--- START OF SOURCE EXTRACT ---
BEGINNING OF PAGE 8:
THE DEFENDANT (continued): I think it’s very essential and important for justice.
MR. CHAVEZ: For the record, I have not seen it, nor has Mr. Haag.
THE DEFENDANT: That is correct.
It is very interesting how Mr. Chavez is so aware of what Mr. Haag, the prosecutor, knows and doesn’t know -- what he’s seen and what he hasn’t seen -- of the defendant's case.
THE COURT: Do you have any objection to my sharing it with both your attorney and Mr. Haag?
THE DEFENDANT: I have no objection as long as it becomes the property of the Court.
THE COURT; Why don’t we – Can we deal with what Mr. Chavez wants to talk about first?
THE DEFENDANT: Certainly.
THE COURT: Mr. Chavez?
MR. CHAVEZ: Thank you, Judge. Again, Judge, I have tried to withdraw from this case twice.
THE COURT: That’s true.
MR. CHAVEZ: Both times you denied it. We -- Certainly it is in -- it is within your power. The statement I want to make now is this.
--- END OF SOURCE EXTRACT ---
* PROMPT
Reproduce the courtroom transcript word for word from "THE COURT: Do" up to and including "now is this.".
--- START OF PROVIDED DATA ---
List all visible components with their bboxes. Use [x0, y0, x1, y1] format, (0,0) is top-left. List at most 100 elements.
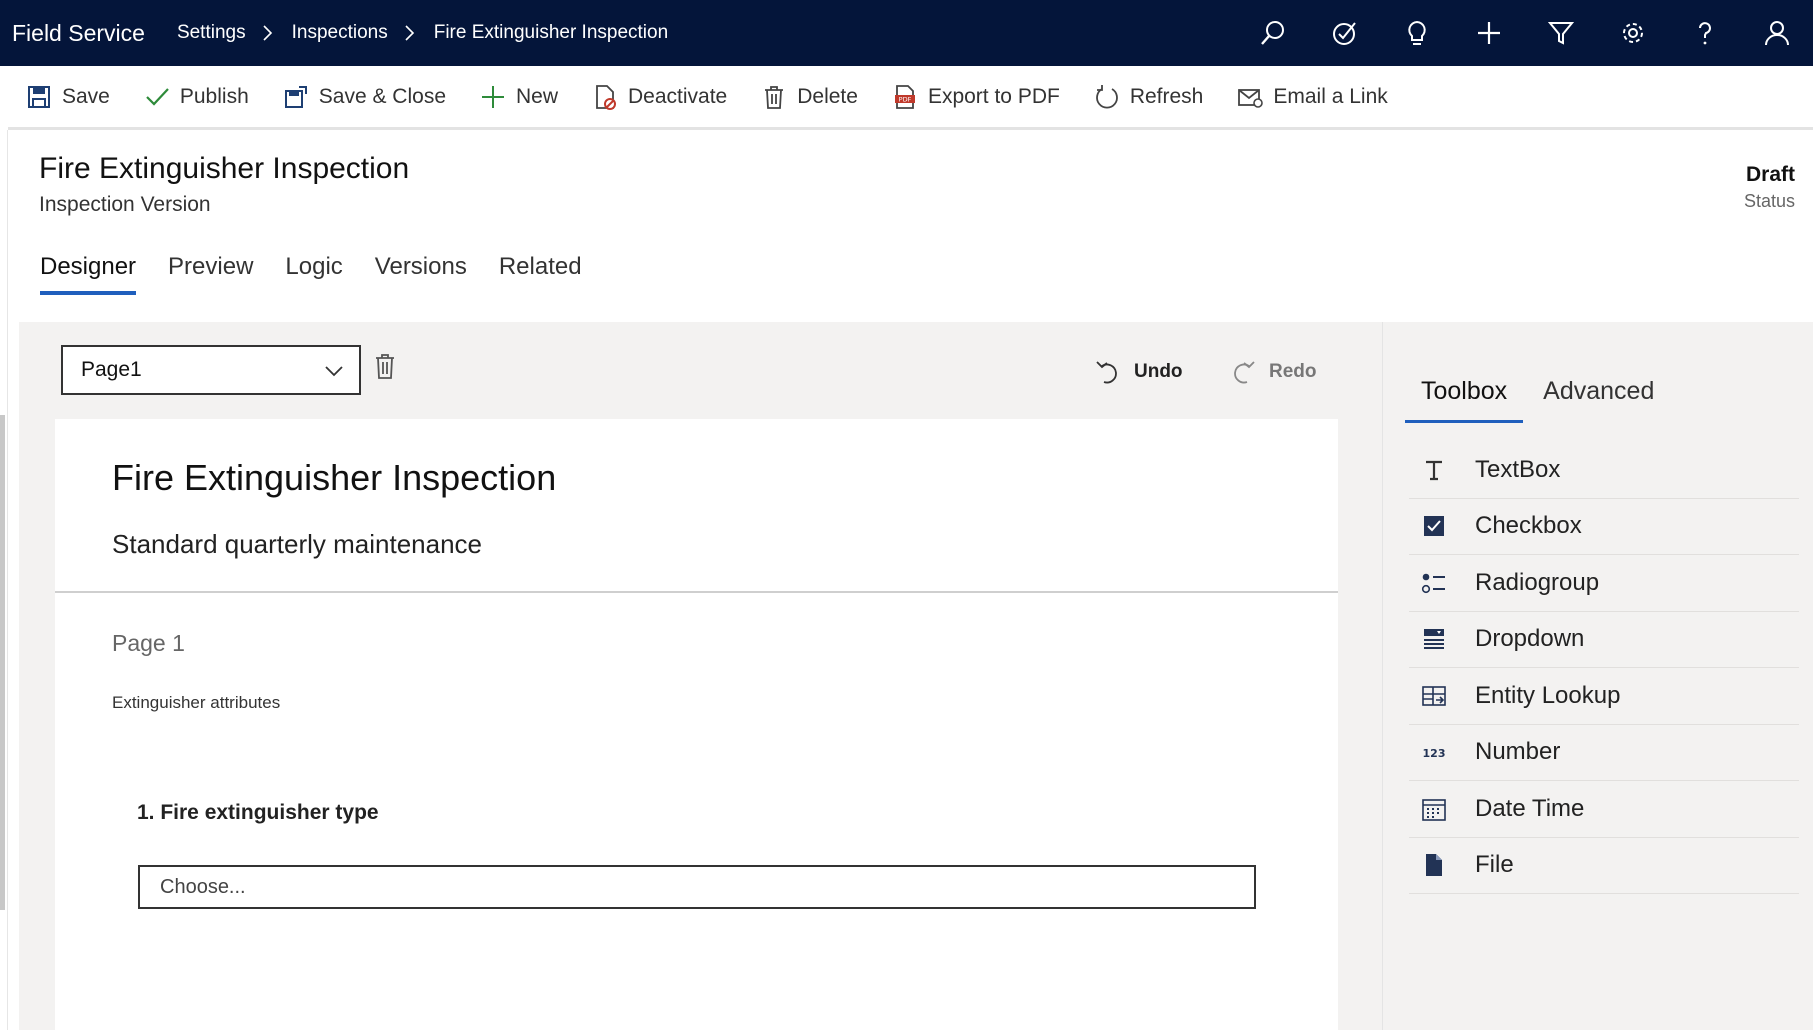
--- END OF PROVIDED DATA ---
* RESULT OF THE EXERCISE
THE COURT: Do you have any objection to my sharing it with both your attorney and Mr. Haag?
THE DEFENDANT: I have no objection as long as it becomes the property of the Court.
THE COURT; Why don’t we – Can we deal with what Mr. Chavez wants to talk about first?
THE DEFENDANT: Certainly.
THE COURT: Mr. Chavez?
MR. CHAVEZ: Thank you, Judge. Again, Judge, I have tried to withdraw from this case twice.
THE COURT: That’s true.
MR. CHAVEZ: Both times you denied it. We -- Certainly it is in -- it is within your power. The statement I want to make now is this.